» Work to complete: Swap "category-label" for "axis-label" in the lines from the first one through the line containing "wood-pillar xyxy=(0,148,152,1200)", and return only those lines with nothing else altered.

start Records to use

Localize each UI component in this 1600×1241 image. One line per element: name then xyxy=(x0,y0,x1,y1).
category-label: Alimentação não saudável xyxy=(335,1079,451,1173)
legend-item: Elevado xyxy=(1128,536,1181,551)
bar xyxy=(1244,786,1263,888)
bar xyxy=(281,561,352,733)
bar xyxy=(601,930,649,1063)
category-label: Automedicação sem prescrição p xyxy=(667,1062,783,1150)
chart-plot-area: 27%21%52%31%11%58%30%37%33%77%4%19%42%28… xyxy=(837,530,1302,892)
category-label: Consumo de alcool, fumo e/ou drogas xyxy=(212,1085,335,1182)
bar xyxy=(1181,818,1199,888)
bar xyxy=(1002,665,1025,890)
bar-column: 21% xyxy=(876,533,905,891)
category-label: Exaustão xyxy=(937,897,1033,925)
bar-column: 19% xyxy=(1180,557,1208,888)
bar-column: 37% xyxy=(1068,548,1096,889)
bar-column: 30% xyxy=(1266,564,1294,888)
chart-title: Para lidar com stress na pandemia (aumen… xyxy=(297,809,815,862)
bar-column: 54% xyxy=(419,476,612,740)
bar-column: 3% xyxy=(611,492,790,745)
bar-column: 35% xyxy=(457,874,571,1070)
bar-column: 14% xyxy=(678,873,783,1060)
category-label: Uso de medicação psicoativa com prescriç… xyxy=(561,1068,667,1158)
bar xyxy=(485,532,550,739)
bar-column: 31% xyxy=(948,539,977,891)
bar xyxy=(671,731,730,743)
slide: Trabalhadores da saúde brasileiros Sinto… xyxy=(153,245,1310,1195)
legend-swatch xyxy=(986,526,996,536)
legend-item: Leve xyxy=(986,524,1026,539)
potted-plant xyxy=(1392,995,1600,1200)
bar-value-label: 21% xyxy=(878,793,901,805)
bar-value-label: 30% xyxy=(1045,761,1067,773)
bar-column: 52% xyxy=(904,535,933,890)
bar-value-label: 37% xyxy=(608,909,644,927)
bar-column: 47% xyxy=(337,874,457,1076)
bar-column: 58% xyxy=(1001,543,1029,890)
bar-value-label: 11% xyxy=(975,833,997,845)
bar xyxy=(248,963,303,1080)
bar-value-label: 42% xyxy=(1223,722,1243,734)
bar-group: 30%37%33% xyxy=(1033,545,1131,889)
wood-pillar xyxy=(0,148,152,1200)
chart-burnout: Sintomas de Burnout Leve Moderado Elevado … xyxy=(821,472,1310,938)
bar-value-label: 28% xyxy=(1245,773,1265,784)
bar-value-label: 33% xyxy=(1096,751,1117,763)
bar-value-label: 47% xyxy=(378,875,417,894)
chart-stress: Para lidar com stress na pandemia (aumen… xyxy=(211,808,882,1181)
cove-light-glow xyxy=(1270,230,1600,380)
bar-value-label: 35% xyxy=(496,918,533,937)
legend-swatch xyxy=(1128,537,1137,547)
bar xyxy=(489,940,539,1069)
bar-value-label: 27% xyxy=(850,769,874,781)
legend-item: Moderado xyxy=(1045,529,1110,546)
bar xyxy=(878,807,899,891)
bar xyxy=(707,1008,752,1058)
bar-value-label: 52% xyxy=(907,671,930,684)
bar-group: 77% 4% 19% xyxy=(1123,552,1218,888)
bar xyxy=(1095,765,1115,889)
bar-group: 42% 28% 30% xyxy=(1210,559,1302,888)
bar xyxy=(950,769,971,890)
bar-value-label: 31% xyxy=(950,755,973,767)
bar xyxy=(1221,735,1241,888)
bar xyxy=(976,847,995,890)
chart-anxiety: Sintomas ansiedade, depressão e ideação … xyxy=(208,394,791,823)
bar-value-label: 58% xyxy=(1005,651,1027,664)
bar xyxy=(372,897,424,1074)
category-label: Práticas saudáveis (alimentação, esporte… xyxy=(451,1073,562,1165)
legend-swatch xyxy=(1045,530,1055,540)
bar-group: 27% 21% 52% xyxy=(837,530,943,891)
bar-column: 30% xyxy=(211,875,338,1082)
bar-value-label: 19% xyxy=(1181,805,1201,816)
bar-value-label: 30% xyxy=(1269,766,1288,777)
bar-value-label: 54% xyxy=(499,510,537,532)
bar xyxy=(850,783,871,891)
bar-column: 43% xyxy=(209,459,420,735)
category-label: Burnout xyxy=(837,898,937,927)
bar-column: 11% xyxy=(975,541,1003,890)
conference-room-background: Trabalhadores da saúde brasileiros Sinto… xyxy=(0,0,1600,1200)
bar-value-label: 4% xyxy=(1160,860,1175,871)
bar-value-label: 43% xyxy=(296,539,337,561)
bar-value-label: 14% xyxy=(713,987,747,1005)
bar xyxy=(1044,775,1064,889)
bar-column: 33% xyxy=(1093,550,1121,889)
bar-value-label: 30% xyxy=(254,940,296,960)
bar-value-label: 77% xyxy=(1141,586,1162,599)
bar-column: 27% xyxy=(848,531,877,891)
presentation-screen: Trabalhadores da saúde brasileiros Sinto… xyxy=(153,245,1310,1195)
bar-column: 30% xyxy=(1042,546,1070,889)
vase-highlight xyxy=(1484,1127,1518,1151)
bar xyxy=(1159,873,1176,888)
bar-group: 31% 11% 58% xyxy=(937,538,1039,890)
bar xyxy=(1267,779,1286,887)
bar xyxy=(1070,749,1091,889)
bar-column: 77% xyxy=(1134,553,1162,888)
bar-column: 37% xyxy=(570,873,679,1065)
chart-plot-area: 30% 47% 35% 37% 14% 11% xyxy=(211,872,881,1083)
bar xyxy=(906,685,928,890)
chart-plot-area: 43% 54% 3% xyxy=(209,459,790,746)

end Records to use

» Output for this exercise:
Localize each UI component in this 1600×1241 image. One line per element: name then xyxy=(x0,y0,x1,y1).
axis-label: Alimentação não saudável xyxy=(335,1079,451,1173)
legend-item: Elevado xyxy=(1128,536,1181,551)
bar xyxy=(1244,786,1263,888)
bar xyxy=(281,561,352,733)
bar xyxy=(601,930,649,1063)
axis-label: Automedicação sem prescrição p xyxy=(667,1062,783,1150)
chart-plot-area: 27%21%52%31%11%58%30%37%33%77%4%19%42%28… xyxy=(837,530,1302,892)
axis-label: Consumo de alcool, fumo e/ou drogas xyxy=(212,1085,335,1182)
bar xyxy=(1181,818,1199,888)
bar xyxy=(1002,665,1025,890)
bar-column: 21% xyxy=(876,533,905,891)
axis-label: Exaustão xyxy=(937,897,1033,925)
bar-column: 19% xyxy=(1180,557,1208,888)
bar-column: 37% xyxy=(1068,548,1096,889)
bar-column: 30% xyxy=(1266,564,1294,888)
chart-title: Para lidar com stress na pandemia (aumen… xyxy=(297,809,815,862)
bar-column: 54% xyxy=(419,476,612,740)
bar-column: 3% xyxy=(611,492,790,745)
bar-column: 35% xyxy=(457,874,571,1070)
bar-column: 14% xyxy=(678,873,783,1060)
axis-label: Uso de medicação psicoativa com prescriç… xyxy=(561,1068,667,1158)
bar xyxy=(485,532,550,739)
bar-column: 31% xyxy=(948,539,977,891)
bar xyxy=(671,731,730,743)
slide: Trabalhadores da saúde brasileiros Sinto… xyxy=(153,245,1310,1195)
legend-swatch xyxy=(986,526,996,536)
legend-item: Leve xyxy=(986,524,1026,539)
potted-plant xyxy=(1392,995,1600,1200)
bar-value-label: 21% xyxy=(878,793,901,805)
bar-value-label: 30% xyxy=(1045,761,1067,773)
bar-column: 52% xyxy=(904,535,933,890)
bar-value-label: 37% xyxy=(608,909,644,927)
bar-column: 47% xyxy=(337,874,457,1076)
bar-column: 58% xyxy=(1001,543,1029,890)
bar-value-label: 11% xyxy=(975,833,997,845)
bar xyxy=(248,963,303,1080)
bar-value-label: 42% xyxy=(1223,722,1243,734)
bar-group: 30%37%33% xyxy=(1033,545,1131,889)
wood-pillar xyxy=(0,148,152,1200)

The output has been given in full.